Lines of data:
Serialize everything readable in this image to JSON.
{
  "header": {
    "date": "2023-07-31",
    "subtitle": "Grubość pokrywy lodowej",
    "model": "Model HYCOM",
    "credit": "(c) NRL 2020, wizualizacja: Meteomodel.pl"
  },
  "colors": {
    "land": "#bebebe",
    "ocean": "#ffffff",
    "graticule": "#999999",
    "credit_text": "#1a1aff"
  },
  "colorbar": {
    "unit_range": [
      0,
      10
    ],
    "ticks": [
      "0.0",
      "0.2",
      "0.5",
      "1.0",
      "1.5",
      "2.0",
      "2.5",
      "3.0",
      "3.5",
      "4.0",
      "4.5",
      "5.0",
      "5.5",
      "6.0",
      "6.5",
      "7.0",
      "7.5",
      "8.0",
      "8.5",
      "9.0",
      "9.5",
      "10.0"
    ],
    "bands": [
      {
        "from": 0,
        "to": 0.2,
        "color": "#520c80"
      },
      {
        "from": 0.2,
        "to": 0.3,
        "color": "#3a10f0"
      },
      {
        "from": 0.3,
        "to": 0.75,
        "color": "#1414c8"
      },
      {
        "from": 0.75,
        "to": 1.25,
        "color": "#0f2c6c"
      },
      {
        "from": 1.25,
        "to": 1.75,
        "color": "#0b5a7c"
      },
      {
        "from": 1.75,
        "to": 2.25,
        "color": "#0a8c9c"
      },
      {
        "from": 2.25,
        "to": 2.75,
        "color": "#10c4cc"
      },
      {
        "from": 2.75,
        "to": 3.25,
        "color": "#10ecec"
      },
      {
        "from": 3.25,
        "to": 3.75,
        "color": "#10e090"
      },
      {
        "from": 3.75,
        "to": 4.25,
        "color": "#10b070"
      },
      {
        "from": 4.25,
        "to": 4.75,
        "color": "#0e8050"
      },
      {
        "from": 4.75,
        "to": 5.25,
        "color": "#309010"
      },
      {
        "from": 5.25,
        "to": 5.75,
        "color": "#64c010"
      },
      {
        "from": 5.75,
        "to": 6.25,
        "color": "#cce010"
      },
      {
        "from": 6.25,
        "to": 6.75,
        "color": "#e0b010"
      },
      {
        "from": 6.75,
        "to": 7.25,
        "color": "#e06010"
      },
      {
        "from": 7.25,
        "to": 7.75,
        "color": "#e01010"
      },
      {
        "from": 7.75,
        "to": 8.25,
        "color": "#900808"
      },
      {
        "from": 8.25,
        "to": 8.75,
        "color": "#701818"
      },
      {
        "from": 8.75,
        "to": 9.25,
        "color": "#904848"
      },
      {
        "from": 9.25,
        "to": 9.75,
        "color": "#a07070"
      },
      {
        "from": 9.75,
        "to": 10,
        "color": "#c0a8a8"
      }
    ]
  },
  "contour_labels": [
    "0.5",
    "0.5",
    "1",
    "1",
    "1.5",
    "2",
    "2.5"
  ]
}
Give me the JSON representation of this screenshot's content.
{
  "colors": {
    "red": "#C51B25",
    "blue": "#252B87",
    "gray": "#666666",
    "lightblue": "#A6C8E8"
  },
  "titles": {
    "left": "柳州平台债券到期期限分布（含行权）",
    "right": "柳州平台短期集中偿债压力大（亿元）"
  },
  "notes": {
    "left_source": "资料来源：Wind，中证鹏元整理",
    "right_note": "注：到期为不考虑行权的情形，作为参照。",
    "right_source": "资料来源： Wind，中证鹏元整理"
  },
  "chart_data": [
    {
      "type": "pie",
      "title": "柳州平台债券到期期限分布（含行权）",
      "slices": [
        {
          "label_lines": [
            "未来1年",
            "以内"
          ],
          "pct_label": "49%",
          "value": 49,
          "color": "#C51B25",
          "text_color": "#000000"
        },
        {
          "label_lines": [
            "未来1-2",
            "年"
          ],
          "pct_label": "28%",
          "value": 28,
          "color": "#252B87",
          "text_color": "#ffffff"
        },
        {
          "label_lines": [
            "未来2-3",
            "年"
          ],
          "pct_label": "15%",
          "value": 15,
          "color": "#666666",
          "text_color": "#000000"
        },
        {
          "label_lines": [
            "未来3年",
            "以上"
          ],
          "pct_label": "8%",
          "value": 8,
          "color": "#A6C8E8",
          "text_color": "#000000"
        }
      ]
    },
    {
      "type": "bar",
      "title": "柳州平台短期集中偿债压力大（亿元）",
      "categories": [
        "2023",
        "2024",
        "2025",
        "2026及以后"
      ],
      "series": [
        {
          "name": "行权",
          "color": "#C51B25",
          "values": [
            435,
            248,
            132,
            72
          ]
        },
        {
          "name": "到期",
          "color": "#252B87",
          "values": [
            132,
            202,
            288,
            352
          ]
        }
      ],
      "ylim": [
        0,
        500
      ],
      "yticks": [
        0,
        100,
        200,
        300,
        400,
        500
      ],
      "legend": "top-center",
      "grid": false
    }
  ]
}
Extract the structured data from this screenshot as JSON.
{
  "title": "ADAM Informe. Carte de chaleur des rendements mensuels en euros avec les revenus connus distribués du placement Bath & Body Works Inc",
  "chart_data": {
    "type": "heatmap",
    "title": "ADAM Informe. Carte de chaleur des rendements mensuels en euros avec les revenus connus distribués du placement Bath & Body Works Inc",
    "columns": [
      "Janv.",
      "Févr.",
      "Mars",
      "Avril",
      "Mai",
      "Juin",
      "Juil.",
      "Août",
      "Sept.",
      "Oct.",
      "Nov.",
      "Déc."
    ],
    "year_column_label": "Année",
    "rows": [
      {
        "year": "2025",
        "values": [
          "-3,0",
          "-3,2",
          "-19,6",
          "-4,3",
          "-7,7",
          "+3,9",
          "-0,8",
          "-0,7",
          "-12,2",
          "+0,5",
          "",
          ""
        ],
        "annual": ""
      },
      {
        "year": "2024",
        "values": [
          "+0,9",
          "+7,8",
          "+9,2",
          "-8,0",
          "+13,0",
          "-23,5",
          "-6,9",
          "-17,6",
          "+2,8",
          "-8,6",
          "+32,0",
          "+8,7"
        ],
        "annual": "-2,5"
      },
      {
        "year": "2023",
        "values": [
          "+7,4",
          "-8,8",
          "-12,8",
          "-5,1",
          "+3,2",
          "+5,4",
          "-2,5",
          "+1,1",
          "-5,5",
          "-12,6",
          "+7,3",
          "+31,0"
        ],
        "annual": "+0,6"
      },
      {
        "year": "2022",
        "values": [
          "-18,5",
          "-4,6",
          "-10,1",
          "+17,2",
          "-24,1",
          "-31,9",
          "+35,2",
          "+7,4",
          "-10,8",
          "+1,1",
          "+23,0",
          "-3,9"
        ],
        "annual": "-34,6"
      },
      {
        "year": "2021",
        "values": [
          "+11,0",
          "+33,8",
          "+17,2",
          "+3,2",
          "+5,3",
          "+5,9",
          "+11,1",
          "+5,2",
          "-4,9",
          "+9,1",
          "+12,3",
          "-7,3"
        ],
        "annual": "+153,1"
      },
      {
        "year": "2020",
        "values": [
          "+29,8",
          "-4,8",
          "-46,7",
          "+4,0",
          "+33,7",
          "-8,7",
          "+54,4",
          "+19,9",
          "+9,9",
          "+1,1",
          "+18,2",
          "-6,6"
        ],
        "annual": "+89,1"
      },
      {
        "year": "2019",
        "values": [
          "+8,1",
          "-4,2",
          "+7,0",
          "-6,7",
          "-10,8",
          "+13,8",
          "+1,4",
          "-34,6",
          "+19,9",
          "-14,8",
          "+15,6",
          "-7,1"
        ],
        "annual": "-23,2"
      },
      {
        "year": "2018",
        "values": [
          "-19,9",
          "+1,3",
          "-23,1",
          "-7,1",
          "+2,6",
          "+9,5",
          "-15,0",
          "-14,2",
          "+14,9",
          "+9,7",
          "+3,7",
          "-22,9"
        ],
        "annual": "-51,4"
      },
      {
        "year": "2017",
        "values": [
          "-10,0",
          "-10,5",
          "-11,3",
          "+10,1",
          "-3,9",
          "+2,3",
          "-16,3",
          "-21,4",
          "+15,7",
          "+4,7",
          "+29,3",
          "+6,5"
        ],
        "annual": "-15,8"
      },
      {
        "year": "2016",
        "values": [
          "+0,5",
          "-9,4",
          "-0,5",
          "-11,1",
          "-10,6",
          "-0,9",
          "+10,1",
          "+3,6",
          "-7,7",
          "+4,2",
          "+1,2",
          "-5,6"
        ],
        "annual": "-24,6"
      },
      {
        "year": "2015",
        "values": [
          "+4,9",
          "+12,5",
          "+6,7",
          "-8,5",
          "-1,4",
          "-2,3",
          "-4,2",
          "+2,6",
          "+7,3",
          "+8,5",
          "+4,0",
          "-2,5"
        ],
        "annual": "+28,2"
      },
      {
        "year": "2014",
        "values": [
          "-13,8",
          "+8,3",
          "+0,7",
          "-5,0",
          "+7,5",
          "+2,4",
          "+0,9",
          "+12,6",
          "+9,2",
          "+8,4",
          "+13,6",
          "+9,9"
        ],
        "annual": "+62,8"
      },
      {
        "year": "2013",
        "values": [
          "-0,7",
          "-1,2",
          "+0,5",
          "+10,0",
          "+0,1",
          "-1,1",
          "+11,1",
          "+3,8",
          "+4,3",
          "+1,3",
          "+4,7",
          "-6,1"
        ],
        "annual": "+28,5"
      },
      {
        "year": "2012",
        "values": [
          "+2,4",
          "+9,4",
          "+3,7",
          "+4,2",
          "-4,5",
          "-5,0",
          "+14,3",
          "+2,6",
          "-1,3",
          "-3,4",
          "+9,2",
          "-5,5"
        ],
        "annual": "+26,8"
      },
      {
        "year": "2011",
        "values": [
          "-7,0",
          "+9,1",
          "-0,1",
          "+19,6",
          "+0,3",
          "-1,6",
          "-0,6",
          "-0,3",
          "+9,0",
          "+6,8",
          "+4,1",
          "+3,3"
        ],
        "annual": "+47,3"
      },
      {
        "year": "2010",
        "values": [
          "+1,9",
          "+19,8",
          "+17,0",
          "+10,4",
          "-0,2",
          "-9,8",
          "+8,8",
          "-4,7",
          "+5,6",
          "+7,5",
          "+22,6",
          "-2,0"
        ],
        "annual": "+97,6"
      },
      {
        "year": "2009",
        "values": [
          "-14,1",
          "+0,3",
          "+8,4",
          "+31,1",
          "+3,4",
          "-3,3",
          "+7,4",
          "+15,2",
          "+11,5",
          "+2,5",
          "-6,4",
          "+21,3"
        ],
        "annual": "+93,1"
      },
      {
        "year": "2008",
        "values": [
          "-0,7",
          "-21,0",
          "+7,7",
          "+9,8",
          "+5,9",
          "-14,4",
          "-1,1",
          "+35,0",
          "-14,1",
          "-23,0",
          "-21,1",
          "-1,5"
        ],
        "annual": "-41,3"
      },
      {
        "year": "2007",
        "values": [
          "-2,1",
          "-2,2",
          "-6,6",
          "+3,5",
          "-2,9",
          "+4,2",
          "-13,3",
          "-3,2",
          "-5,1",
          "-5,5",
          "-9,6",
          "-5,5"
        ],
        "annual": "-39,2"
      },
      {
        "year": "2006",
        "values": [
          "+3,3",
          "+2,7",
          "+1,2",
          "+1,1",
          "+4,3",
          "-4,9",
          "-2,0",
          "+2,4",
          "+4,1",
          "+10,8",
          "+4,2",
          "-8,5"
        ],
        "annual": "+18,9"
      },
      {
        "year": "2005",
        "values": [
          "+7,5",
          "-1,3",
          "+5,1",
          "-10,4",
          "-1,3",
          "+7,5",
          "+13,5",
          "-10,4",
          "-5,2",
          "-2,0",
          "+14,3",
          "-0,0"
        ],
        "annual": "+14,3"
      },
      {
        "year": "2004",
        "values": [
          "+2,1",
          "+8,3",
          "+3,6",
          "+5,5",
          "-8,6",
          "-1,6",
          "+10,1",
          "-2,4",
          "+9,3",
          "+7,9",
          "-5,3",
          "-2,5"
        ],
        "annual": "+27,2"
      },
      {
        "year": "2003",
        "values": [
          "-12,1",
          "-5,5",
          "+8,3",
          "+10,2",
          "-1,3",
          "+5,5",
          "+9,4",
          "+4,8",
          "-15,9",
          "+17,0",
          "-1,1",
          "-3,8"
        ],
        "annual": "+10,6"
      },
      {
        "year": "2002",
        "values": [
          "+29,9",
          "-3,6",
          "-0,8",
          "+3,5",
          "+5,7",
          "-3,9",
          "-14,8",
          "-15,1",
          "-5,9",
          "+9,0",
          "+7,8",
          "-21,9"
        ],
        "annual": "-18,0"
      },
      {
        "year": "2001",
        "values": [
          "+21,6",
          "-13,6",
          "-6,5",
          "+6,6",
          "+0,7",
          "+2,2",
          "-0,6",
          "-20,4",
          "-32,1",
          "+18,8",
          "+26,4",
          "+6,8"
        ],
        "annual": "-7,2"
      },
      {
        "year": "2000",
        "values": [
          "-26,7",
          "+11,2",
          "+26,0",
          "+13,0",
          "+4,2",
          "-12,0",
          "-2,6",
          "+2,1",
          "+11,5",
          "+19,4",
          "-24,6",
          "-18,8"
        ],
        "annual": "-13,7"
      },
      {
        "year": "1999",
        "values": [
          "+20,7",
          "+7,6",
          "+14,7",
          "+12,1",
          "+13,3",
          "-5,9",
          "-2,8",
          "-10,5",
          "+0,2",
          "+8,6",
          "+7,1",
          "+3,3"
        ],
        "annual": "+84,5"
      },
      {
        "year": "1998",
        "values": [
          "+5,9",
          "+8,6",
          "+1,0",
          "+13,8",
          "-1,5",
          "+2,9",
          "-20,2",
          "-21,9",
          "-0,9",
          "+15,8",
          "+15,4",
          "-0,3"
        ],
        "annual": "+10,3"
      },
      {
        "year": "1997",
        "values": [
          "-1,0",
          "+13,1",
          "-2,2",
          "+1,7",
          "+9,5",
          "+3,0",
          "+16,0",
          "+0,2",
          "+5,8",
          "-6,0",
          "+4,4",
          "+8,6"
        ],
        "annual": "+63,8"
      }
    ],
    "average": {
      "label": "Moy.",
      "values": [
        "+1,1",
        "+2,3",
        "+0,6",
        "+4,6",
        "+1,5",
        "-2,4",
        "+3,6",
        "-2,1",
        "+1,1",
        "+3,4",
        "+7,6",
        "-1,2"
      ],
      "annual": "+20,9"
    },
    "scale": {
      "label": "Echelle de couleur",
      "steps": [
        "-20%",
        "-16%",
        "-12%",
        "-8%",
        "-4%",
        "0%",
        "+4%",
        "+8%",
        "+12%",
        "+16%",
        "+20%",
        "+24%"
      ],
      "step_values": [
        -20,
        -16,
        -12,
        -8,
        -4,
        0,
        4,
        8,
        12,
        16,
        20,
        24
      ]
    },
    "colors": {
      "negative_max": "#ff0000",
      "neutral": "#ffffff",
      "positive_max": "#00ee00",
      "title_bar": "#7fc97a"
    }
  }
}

#### [WHAT THE TASK ASKS]
Scan the lines for the string "avec". Pick out every line that has it.

#### [SOLUTION BELOW]
  "title": "ADAM Informe. Carte de chaleur des rendements mensuels en euros avec les revenus connus distribués du placement Bath & Body Works Inc",
    "title": "ADAM Informe. Carte de chaleur des rendements mensuels en euros avec les revenus connus distribués du placement Bath & Body Works Inc",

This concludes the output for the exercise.